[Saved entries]
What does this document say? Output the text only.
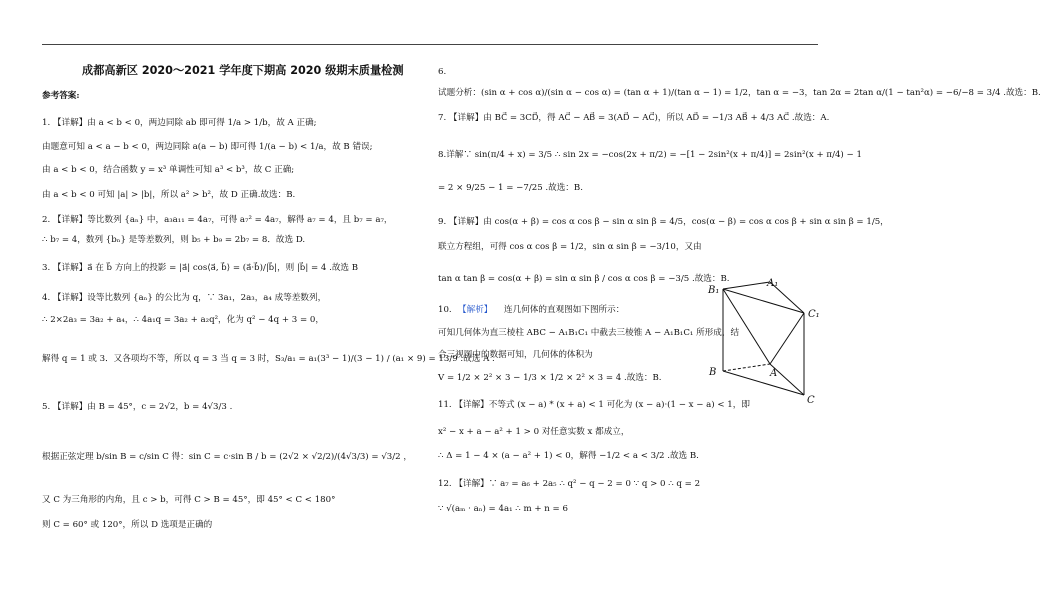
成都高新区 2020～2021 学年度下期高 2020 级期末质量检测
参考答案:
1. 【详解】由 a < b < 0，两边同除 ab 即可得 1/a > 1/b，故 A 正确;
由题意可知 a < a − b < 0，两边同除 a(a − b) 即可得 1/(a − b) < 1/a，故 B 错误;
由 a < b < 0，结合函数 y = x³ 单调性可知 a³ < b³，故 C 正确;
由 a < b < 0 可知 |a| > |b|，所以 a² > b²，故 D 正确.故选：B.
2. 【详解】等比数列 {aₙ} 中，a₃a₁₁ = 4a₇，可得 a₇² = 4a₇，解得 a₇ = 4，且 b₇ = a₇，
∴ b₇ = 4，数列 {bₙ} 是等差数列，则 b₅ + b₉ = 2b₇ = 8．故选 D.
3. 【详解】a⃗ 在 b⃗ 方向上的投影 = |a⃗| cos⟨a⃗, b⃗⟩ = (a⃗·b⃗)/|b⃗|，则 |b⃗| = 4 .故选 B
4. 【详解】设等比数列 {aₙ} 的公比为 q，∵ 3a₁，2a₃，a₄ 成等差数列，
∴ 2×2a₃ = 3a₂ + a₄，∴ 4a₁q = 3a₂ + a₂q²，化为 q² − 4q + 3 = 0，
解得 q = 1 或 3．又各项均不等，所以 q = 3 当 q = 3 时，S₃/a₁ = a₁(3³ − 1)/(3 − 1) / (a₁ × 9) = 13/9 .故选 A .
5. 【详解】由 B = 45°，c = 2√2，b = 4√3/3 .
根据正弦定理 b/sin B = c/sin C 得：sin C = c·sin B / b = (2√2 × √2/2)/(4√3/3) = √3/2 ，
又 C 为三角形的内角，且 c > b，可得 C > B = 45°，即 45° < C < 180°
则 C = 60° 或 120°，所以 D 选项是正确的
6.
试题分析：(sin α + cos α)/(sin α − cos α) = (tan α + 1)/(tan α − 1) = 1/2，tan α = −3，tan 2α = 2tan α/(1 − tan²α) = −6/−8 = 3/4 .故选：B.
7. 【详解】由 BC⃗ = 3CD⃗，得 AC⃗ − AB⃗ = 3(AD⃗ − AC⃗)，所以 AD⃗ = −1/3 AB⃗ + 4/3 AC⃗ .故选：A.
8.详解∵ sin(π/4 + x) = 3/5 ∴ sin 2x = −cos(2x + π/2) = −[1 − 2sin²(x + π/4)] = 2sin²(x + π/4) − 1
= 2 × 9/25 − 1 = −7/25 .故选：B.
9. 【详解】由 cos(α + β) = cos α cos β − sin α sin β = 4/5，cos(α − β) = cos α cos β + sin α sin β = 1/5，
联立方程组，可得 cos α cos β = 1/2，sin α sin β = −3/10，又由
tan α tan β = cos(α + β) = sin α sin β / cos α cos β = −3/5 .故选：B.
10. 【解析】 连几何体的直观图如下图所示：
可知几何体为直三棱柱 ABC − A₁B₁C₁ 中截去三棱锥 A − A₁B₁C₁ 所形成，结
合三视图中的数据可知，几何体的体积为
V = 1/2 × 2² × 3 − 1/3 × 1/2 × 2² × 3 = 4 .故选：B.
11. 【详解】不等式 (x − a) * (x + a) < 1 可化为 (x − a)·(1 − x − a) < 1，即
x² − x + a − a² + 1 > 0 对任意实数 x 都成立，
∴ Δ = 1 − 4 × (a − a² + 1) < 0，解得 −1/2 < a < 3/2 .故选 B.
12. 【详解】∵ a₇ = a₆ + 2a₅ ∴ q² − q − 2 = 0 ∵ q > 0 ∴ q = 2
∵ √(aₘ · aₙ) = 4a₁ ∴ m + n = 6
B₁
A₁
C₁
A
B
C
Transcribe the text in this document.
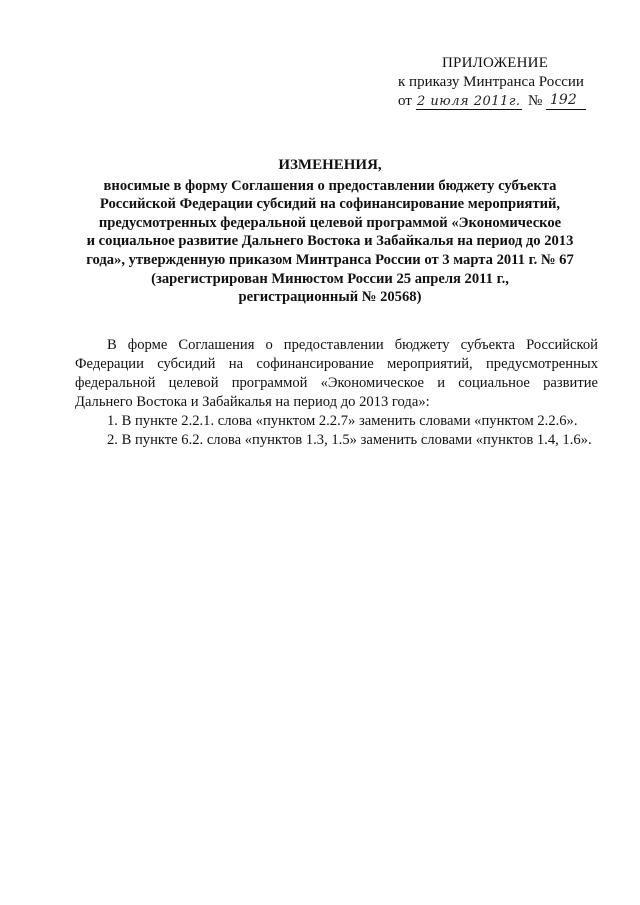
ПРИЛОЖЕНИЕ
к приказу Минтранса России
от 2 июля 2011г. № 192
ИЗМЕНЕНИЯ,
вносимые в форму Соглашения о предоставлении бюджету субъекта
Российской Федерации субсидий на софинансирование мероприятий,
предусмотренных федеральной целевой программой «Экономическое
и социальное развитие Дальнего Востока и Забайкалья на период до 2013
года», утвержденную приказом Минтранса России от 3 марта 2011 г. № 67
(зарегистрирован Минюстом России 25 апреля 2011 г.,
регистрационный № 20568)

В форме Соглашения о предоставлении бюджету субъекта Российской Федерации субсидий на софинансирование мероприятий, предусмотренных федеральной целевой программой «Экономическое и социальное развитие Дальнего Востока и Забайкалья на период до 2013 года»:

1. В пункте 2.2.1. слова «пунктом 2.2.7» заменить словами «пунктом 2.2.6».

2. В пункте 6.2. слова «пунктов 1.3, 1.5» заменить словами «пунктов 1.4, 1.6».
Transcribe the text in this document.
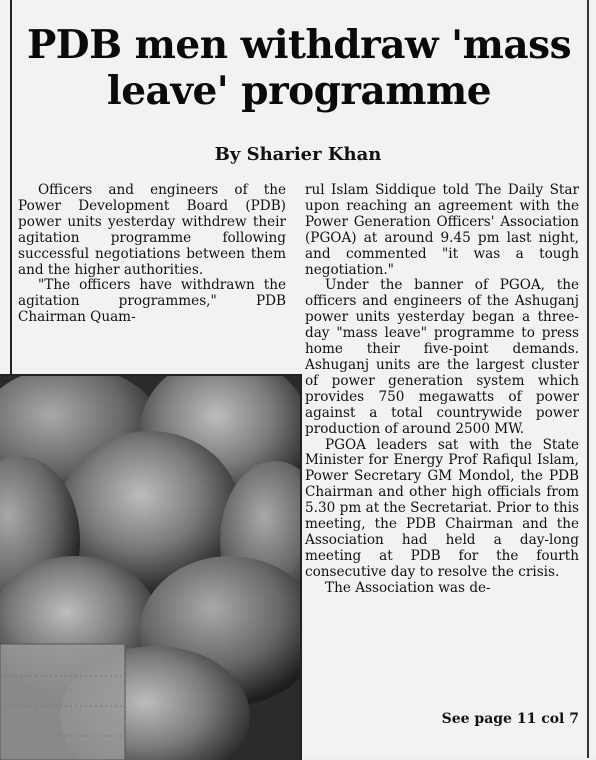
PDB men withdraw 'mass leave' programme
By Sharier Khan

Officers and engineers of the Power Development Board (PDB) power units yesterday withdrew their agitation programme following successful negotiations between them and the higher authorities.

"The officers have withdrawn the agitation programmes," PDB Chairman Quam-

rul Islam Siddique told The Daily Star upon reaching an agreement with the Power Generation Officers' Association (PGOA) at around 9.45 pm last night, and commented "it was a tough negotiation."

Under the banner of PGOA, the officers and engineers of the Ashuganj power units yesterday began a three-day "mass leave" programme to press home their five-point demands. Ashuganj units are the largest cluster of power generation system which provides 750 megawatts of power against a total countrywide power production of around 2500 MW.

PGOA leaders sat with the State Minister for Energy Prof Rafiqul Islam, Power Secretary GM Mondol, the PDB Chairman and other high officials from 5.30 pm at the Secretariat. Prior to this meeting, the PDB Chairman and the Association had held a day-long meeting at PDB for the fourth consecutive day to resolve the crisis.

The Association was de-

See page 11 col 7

Requirement:
Go through the listing above and locate each line that holds the word "agitation". Copy those lines.

Task answer:
Officers and engineers of the Power Development Board (PDB) power units yesterday withdrew their agitation programme following successful negotiations between them and the higher authorities.
"The officers have withdrawn the agitation programmes," PDB Chairman Quam-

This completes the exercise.